## Source data
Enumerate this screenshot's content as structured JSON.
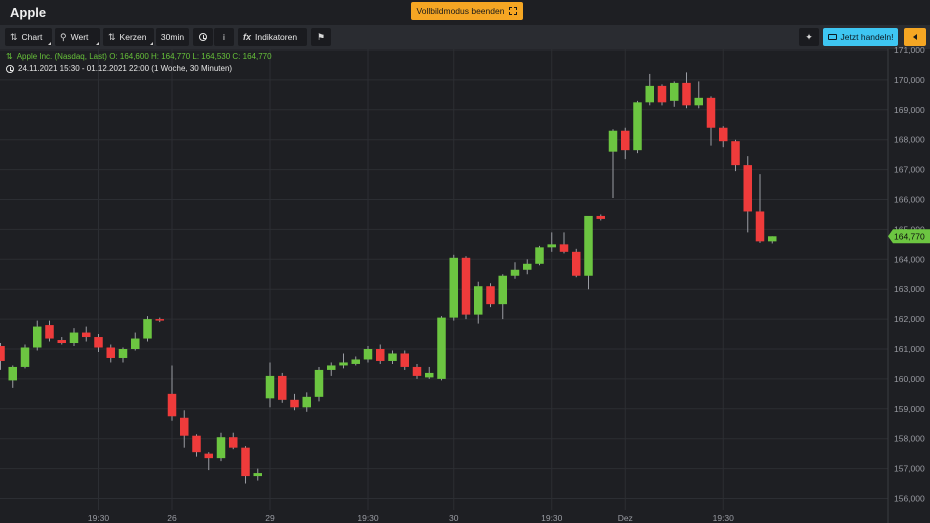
{
  "window": {
    "title": "Apple"
  },
  "header": {
    "fullscreen_exit_label": "Vollbildmodus beenden"
  },
  "toolbar": {
    "chart_label": "Chart",
    "value_label": "Wert",
    "candles_label": "Kerzen",
    "interval_label": "30min",
    "info_label": "i",
    "indicators_label": "Indikatoren",
    "trade_label": "Jetzt handeln!"
  },
  "info": {
    "quote_line": "Apple Inc. (Nasdaq, Last)  O: 164,600  H: 164,770  L: 164,530  C: 164,770",
    "range_line": "24.11.2021 15:30 - 01.12.2021 22:00  (1 Woche, 30 Minuten)"
  },
  "colors": {
    "up": "#6cc541",
    "down": "#ef3b3b",
    "background": "#1e1f23",
    "grid": "#2c2e33",
    "accent": "#f5a623",
    "trade": "#3ec6f2"
  },
  "chart_data": {
    "type": "candlestick",
    "symbol": "Apple Inc. (Nasdaq, Last)",
    "last_price": "164,770",
    "ylim": [
      155.5,
      171.3
    ],
    "y_ticks": [
      156,
      157,
      158,
      159,
      160,
      161,
      162,
      163,
      164,
      165,
      166,
      167,
      168,
      169,
      170,
      171
    ],
    "y_tick_labels": [
      "156,000",
      "157,000",
      "158,000",
      "159,000",
      "160,000",
      "161,000",
      "162,000",
      "163,000",
      "164,000",
      "165,000",
      "166,000",
      "167,000",
      "168,000",
      "169,000",
      "170,000",
      "171,000"
    ],
    "x_ticks": [
      {
        "label": "19:30",
        "index": 8
      },
      {
        "label": "26",
        "index": 14
      },
      {
        "label": "29",
        "index": 22
      },
      {
        "label": "19:30",
        "index": 30
      },
      {
        "label": "30",
        "index": 37
      },
      {
        "label": "19:30",
        "index": 45
      },
      {
        "label": "Dez",
        "index": 51
      },
      {
        "label": "19:30",
        "index": 59
      }
    ],
    "candles": [
      {
        "o": 161.1,
        "h": 161.2,
        "l": 160.3,
        "c": 160.6
      },
      {
        "o": 159.95,
        "h": 160.45,
        "l": 159.7,
        "c": 160.4
      },
      {
        "o": 160.4,
        "h": 161.15,
        "l": 160.35,
        "c": 161.05
      },
      {
        "o": 161.05,
        "h": 161.95,
        "l": 160.95,
        "c": 161.75
      },
      {
        "o": 161.8,
        "h": 161.95,
        "l": 161.25,
        "c": 161.35
      },
      {
        "o": 161.3,
        "h": 161.4,
        "l": 161.15,
        "c": 161.2
      },
      {
        "o": 161.2,
        "h": 161.7,
        "l": 161.1,
        "c": 161.55
      },
      {
        "o": 161.55,
        "h": 161.75,
        "l": 161.25,
        "c": 161.4
      },
      {
        "o": 161.4,
        "h": 161.5,
        "l": 160.9,
        "c": 161.05
      },
      {
        "o": 161.05,
        "h": 161.15,
        "l": 160.55,
        "c": 160.7
      },
      {
        "o": 160.7,
        "h": 161.05,
        "l": 160.55,
        "c": 161.0
      },
      {
        "o": 161.0,
        "h": 161.55,
        "l": 160.95,
        "c": 161.35
      },
      {
        "o": 161.35,
        "h": 162.1,
        "l": 161.25,
        "c": 162.0
      },
      {
        "o": 162.0,
        "h": 162.05,
        "l": 161.9,
        "c": 161.95
      },
      {
        "o": 159.5,
        "h": 160.45,
        "l": 158.6,
        "c": 158.75
      },
      {
        "o": 158.7,
        "h": 158.95,
        "l": 157.7,
        "c": 158.1
      },
      {
        "o": 158.1,
        "h": 158.15,
        "l": 157.4,
        "c": 157.55
      },
      {
        "o": 157.5,
        "h": 157.55,
        "l": 156.95,
        "c": 157.35
      },
      {
        "o": 157.35,
        "h": 158.2,
        "l": 157.25,
        "c": 158.05
      },
      {
        "o": 158.05,
        "h": 158.2,
        "l": 157.65,
        "c": 157.7
      },
      {
        "o": 157.7,
        "h": 157.75,
        "l": 156.5,
        "c": 156.75
      },
      {
        "o": 156.75,
        "h": 157.0,
        "l": 156.6,
        "c": 156.85
      },
      {
        "o": 159.35,
        "h": 160.55,
        "l": 159.05,
        "c": 160.1
      },
      {
        "o": 160.1,
        "h": 160.2,
        "l": 159.2,
        "c": 159.3
      },
      {
        "o": 159.3,
        "h": 159.5,
        "l": 158.95,
        "c": 159.05
      },
      {
        "o": 159.05,
        "h": 159.55,
        "l": 158.9,
        "c": 159.4
      },
      {
        "o": 159.4,
        "h": 160.4,
        "l": 159.25,
        "c": 160.3
      },
      {
        "o": 160.3,
        "h": 160.55,
        "l": 160.1,
        "c": 160.45
      },
      {
        "o": 160.45,
        "h": 160.85,
        "l": 160.35,
        "c": 160.55
      },
      {
        "o": 160.5,
        "h": 160.75,
        "l": 160.45,
        "c": 160.65
      },
      {
        "o": 160.65,
        "h": 161.1,
        "l": 160.55,
        "c": 161.0
      },
      {
        "o": 161.0,
        "h": 161.15,
        "l": 160.5,
        "c": 160.6
      },
      {
        "o": 160.6,
        "h": 160.95,
        "l": 160.5,
        "c": 160.85
      },
      {
        "o": 160.85,
        "h": 160.95,
        "l": 160.3,
        "c": 160.4
      },
      {
        "o": 160.4,
        "h": 160.5,
        "l": 160.0,
        "c": 160.1
      },
      {
        "o": 160.05,
        "h": 160.4,
        "l": 160.0,
        "c": 160.2
      },
      {
        "o": 160.0,
        "h": 162.1,
        "l": 159.95,
        "c": 162.05
      },
      {
        "o": 162.05,
        "h": 164.15,
        "l": 161.95,
        "c": 164.05
      },
      {
        "o": 164.05,
        "h": 164.1,
        "l": 162.0,
        "c": 162.15
      },
      {
        "o": 162.15,
        "h": 163.25,
        "l": 161.85,
        "c": 163.1
      },
      {
        "o": 163.1,
        "h": 163.2,
        "l": 162.4,
        "c": 162.5
      },
      {
        "o": 162.5,
        "h": 163.5,
        "l": 162.0,
        "c": 163.45
      },
      {
        "o": 163.45,
        "h": 163.9,
        "l": 163.35,
        "c": 163.65
      },
      {
        "o": 163.65,
        "h": 164.0,
        "l": 163.5,
        "c": 163.85
      },
      {
        "o": 163.85,
        "h": 164.45,
        "l": 163.8,
        "c": 164.4
      },
      {
        "o": 164.4,
        "h": 164.9,
        "l": 164.25,
        "c": 164.5
      },
      {
        "o": 164.5,
        "h": 164.9,
        "l": 164.2,
        "c": 164.25
      },
      {
        "o": 164.25,
        "h": 164.35,
        "l": 163.4,
        "c": 163.45
      },
      {
        "o": 163.45,
        "h": 165.45,
        "l": 163.0,
        "c": 165.45
      },
      {
        "o": 165.45,
        "h": 165.5,
        "l": 165.3,
        "c": 165.35
      },
      {
        "o": 167.6,
        "h": 168.35,
        "l": 166.05,
        "c": 168.3
      },
      {
        "o": 168.3,
        "h": 168.4,
        "l": 167.35,
        "c": 167.65
      },
      {
        "o": 167.65,
        "h": 169.3,
        "l": 167.55,
        "c": 169.25
      },
      {
        "o": 169.25,
        "h": 170.2,
        "l": 169.15,
        "c": 169.8
      },
      {
        "o": 169.8,
        "h": 169.85,
        "l": 169.15,
        "c": 169.25
      },
      {
        "o": 169.3,
        "h": 169.95,
        "l": 169.1,
        "c": 169.9
      },
      {
        "o": 169.9,
        "h": 170.25,
        "l": 169.05,
        "c": 169.15
      },
      {
        "o": 169.15,
        "h": 169.95,
        "l": 169.05,
        "c": 169.4
      },
      {
        "o": 169.4,
        "h": 169.45,
        "l": 167.8,
        "c": 168.4
      },
      {
        "o": 168.4,
        "h": 168.45,
        "l": 167.75,
        "c": 167.95
      },
      {
        "o": 167.95,
        "h": 168.0,
        "l": 166.95,
        "c": 167.15
      },
      {
        "o": 167.15,
        "h": 167.45,
        "l": 164.9,
        "c": 165.6
      },
      {
        "o": 165.6,
        "h": 166.85,
        "l": 164.55,
        "c": 164.6
      },
      {
        "o": 164.6,
        "h": 164.77,
        "l": 164.53,
        "c": 164.77
      }
    ]
  }
}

## What you are asked to do
Show the lines of the material that contain the word "index".

## Result
        "index": 8
        "index": 14
        "index": 22
        "index": 30
        "index": 37
        "index": 45
        "index": 51
        "index": 59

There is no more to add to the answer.